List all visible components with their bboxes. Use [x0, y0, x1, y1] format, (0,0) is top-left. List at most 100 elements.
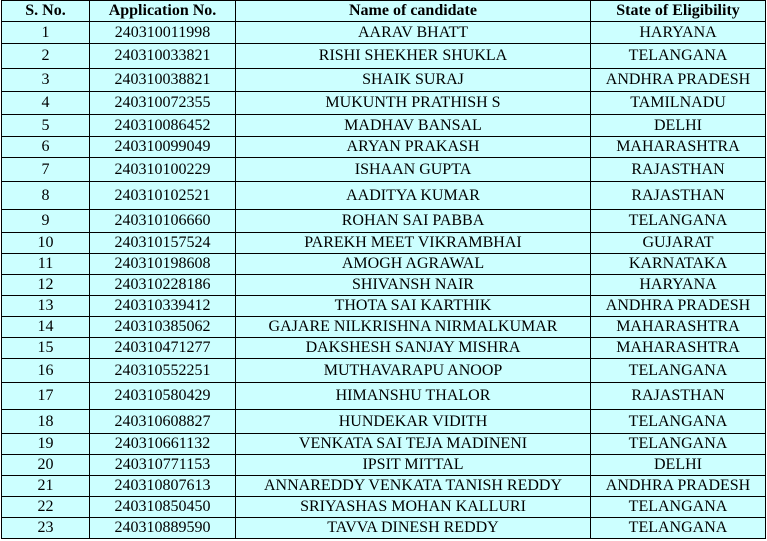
cell-application-no: 240310471277 [89, 337, 236, 359]
cell-state: RAJASTHAN [590, 181, 766, 210]
table-row: 4 240310072355 MUKUNTH PRATHISH S TAMILNADU [1, 91, 766, 115]
cell-state: RAJASTHAN [590, 157, 766, 182]
table-row: 10 240310157524 PAREKH MEET VIKRAMBHAI GUJA… [1, 232, 766, 254]
cell-state: ANDHRA PRADESH [590, 475, 766, 497]
cell-serial-no: 14 [1, 316, 90, 338]
cell-serial-no: 16 [1, 358, 90, 383]
table-row: 5 240310086452 MADHAV BANSAL DELHI [1, 114, 766, 137]
cell-application-no: 240310033821 [89, 43, 236, 69]
cell-state: GUJARAT [590, 232, 766, 254]
table-row: 7 240310100229 ISHAAN GUPTA RAJASTHAN [1, 157, 766, 182]
table-row: 19 240310661132 VENKATA SAI TEJA MADINENI T… [1, 433, 766, 455]
cell-state: HARYANA [590, 21, 766, 44]
cell-candidate-name: SRIYASHAS MOHAN KALLURI [235, 496, 591, 518]
cell-serial-no: 17 [1, 382, 90, 410]
cell-candidate-name: HUNDEKAR VIDITH [235, 409, 591, 434]
table-row: 8 240310102521 AADITYA KUMAR RAJASTHAN [1, 181, 766, 210]
table-row: 6 240310099049 ARYAN PRAKASH MAHARASHTRA [1, 136, 766, 158]
cell-serial-no: 6 [1, 136, 90, 158]
header-application-no: Application No. [89, 0, 236, 22]
cell-serial-no: 2 [1, 43, 90, 69]
cell-candidate-name: MUTHAVARAPU ANOOP [235, 358, 591, 383]
cell-state: DELHI [590, 454, 766, 476]
cell-serial-no: 12 [1, 274, 90, 296]
cell-candidate-name: VENKATA SAI TEJA MADINENI [235, 433, 591, 455]
cell-application-no: 240310889590 [89, 517, 236, 539]
cell-application-no: 240310608827 [89, 409, 236, 434]
cell-application-no: 240310661132 [89, 433, 236, 455]
cell-candidate-name: ISHAAN GUPTA [235, 157, 591, 182]
cell-application-no: 240310807613 [89, 475, 236, 497]
header-row: S. No. Application No. Name of candidate… [1, 0, 766, 22]
table-row: 15 240310471277 DAKSHESH SANJAY MISHRA MAHA… [1, 337, 766, 359]
cell-application-no: 240310100229 [89, 157, 236, 182]
table-row: 14 240310385062 GAJARE NILKRISHNA NIRMALKU… [1, 316, 766, 338]
cell-candidate-name: AMOGH AGRAWAL [235, 253, 591, 275]
cell-application-no: 240310771153 [89, 454, 236, 476]
cell-serial-no: 21 [1, 475, 90, 497]
cell-application-no: 240310072355 [89, 91, 236, 115]
cell-candidate-name: MUKUNTH PRATHISH S [235, 91, 591, 115]
cell-state: MAHARASHTRA [590, 316, 766, 338]
cell-application-no: 240310850450 [89, 496, 236, 518]
cell-application-no: 240310198608 [89, 253, 236, 275]
cell-application-no: 240310552251 [89, 358, 236, 383]
cell-serial-no: 8 [1, 181, 90, 210]
cell-serial-no: 20 [1, 454, 90, 476]
cell-application-no: 240310157524 [89, 232, 236, 254]
cell-candidate-name: GAJARE NILKRISHNA NIRMALKUMAR [235, 316, 591, 338]
cell-candidate-name: AARAV BHATT [235, 21, 591, 44]
cell-state: TELANGANA [590, 517, 766, 539]
cell-application-no: 240310086452 [89, 114, 236, 137]
table-row: 17 240310580429 HIMANSHU THALOR RAJASTHAN [1, 382, 766, 410]
header-serial-no: S. No. [1, 0, 90, 22]
cell-application-no: 240310580429 [89, 382, 236, 410]
cell-candidate-name: ARYAN PRAKASH [235, 136, 591, 158]
cell-candidate-name: SHIVANSH NAIR [235, 274, 591, 296]
cell-application-no: 240310106660 [89, 209, 236, 233]
cell-application-no: 240310038821 [89, 68, 236, 92]
cell-candidate-name: AADITYA KUMAR [235, 181, 591, 210]
table-row: 20 240310771153 IPSIT MITTAL DELHI [1, 454, 766, 476]
cell-application-no: 240310099049 [89, 136, 236, 158]
cell-serial-no: 15 [1, 337, 90, 359]
cell-application-no: 240310385062 [89, 316, 236, 338]
table-row: 9 240310106660 ROHAN SAI PABBA TELANGANA [1, 209, 766, 233]
cell-state: KARNATAKA [590, 253, 766, 275]
cell-serial-no: 13 [1, 295, 90, 317]
cell-state: TELANGANA [590, 433, 766, 455]
cell-candidate-name: MADHAV BANSAL [235, 114, 591, 137]
cell-serial-no: 22 [1, 496, 90, 518]
table-row: 12 240310228186 SHIVANSH NAIR HARYANA [1, 274, 766, 296]
cell-serial-no: 10 [1, 232, 90, 254]
table-row: 1 240310011998 AARAV BHATT HARYANA [1, 21, 766, 44]
table-row: 23 240310889590 TAVVA DINESH REDDY TELANGAN… [1, 517, 766, 539]
cell-application-no: 240310011998 [89, 21, 236, 44]
cell-state: TAMILNADU [590, 91, 766, 115]
table-row: 3 240310038821 SHAIK SURAJ ANDHRA PRADESH [1, 68, 766, 92]
cell-state: HARYANA [590, 274, 766, 296]
table-row: 22 240310850450 SRIYASHAS MOHAN KALLURI TEL… [1, 496, 766, 518]
cell-state: TELANGANA [590, 409, 766, 434]
cell-state: RAJASTHAN [590, 382, 766, 410]
cell-serial-no: 7 [1, 157, 90, 182]
cell-application-no: 240310228186 [89, 274, 236, 296]
cell-state: TELANGANA [590, 358, 766, 383]
cell-serial-no: 9 [1, 209, 90, 233]
cell-candidate-name: IPSIT MITTAL [235, 454, 591, 476]
cell-serial-no: 5 [1, 114, 90, 137]
cell-state: DELHI [590, 114, 766, 137]
cell-serial-no: 18 [1, 409, 90, 434]
cell-state: TELANGANA [590, 496, 766, 518]
cell-serial-no: 11 [1, 253, 90, 275]
cell-state: MAHARASHTRA [590, 337, 766, 359]
cell-state: ANDHRA PRADESH [590, 295, 766, 317]
cell-serial-no: 1 [1, 21, 90, 44]
header-candidate-name: Name of candidate [235, 0, 591, 22]
table-row: 21 240310807613 ANNAREDDY VENKATA TANISH R… [1, 475, 766, 497]
cell-candidate-name: PAREKH MEET VIKRAMBHAI [235, 232, 591, 254]
cell-candidate-name: ROHAN SAI PABBA [235, 209, 591, 233]
cell-application-no: 240310102521 [89, 181, 236, 210]
cell-candidate-name: TAVVA DINESH REDDY [235, 517, 591, 539]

• • •

Task requirements: Reproduce only the part of the records that opens with the line containing "cell-application-no: 240310471277 [89, 337, 236, 359]" and closes with the line containing "table-row: 10 240310157524", replacing "TAMILNADU" with "TAMIL NADU" and changing nothing else.

The output:
cell-application-no: 240310471277 [89, 337, 236, 359]
cell-state: RAJASTHAN [590, 181, 766, 210]
table-row: 4 240310072355 MUKUNTH PRATHISH S TAMIL NADU [1, 91, 766, 115]
cell-state: RAJASTHAN [590, 157, 766, 182]
table-row: 10 240310157524 PAREKH MEET VIKRAMBHAI GUJA… [1, 232, 766, 254]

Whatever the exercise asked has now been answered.